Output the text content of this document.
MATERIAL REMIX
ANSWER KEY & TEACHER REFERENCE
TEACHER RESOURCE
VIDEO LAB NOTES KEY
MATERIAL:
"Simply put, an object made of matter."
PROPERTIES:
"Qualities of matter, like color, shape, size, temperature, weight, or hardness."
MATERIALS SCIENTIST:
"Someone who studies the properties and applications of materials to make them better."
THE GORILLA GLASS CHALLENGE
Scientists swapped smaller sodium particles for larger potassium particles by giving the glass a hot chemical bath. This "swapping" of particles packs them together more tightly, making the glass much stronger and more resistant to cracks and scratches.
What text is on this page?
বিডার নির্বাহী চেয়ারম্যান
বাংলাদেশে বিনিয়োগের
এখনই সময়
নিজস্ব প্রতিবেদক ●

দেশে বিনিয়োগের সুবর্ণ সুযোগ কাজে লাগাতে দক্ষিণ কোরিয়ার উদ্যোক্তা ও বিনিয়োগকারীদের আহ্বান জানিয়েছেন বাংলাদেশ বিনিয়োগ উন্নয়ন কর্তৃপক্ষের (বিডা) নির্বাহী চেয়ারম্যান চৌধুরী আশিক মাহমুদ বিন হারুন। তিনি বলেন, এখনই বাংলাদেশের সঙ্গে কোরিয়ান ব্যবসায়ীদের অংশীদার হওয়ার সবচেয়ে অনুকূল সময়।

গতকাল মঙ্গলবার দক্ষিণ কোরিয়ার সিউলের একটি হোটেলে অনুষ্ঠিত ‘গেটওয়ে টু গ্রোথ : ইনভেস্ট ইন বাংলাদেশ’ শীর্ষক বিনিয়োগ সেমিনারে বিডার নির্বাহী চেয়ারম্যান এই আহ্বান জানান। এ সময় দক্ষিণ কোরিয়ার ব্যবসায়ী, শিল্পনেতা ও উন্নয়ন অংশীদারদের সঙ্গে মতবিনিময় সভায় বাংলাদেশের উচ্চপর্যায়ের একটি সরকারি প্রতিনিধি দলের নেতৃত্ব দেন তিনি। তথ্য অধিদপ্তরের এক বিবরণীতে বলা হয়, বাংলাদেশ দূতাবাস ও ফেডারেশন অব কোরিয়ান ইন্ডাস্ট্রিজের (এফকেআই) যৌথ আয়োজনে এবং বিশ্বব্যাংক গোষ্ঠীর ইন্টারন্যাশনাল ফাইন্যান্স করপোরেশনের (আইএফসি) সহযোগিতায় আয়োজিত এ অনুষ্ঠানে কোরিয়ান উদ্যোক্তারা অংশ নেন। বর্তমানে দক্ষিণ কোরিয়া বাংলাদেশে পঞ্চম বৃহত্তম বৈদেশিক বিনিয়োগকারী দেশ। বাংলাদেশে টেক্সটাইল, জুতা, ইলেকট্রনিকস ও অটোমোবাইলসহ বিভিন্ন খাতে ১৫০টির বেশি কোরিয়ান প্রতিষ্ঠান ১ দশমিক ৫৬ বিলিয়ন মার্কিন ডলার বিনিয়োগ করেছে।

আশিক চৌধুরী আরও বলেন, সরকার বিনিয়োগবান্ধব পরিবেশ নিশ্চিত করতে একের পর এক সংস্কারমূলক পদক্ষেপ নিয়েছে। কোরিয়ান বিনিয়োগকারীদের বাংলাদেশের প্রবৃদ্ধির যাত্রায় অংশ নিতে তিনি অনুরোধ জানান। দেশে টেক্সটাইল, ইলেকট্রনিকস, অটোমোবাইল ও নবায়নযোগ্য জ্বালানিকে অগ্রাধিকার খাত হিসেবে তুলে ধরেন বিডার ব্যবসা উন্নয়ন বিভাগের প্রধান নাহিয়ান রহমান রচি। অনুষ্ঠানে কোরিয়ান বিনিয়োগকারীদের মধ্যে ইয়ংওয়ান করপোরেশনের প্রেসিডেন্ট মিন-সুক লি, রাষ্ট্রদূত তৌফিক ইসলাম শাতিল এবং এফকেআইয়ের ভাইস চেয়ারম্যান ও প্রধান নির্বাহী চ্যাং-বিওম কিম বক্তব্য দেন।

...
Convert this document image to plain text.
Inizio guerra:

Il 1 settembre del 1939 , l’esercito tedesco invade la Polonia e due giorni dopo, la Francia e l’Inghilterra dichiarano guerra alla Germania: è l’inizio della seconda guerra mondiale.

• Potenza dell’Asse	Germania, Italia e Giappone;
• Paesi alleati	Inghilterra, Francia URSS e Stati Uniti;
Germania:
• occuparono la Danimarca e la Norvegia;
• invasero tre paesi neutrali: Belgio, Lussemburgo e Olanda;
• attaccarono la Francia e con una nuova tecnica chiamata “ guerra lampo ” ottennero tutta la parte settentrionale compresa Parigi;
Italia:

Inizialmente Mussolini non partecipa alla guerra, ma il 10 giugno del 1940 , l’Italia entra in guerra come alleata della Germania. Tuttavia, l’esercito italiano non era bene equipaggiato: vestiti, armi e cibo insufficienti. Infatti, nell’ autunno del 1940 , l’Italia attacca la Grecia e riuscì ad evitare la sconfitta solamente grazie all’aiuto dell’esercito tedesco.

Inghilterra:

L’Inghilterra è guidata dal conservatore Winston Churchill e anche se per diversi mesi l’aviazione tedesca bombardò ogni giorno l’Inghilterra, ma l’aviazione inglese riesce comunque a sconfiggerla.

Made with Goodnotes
###
What you will do: Using the material above, copy every line in which the string "Germania" occurs.

Complete answer:
Il 1 settembre del 1939 , l’esercito tedesco invade la Polonia e due giorni dopo, la Francia e l’Inghilterra dichiarano guerra alla Germania: è l’inizio della seconda guerra mondiale.
• Potenza dell’Asse	Germania, Italia e Giappone;
Germania:
Inizialmente Mussolini non partecipa alla guerra, ma il 10 giugno del 1940 , l’Italia entra in guerra come alleata della Germania. Tuttavia, l’esercito italiano non era bene equipaggiato: vestiti, armi e cibo insufficienti. Infatti, nell’ autunno del 1940 , l’Italia attacca la Grecia e riuscì ad evitare la sconfitta solamente grazie all’aiuto dell’esercito tedesco.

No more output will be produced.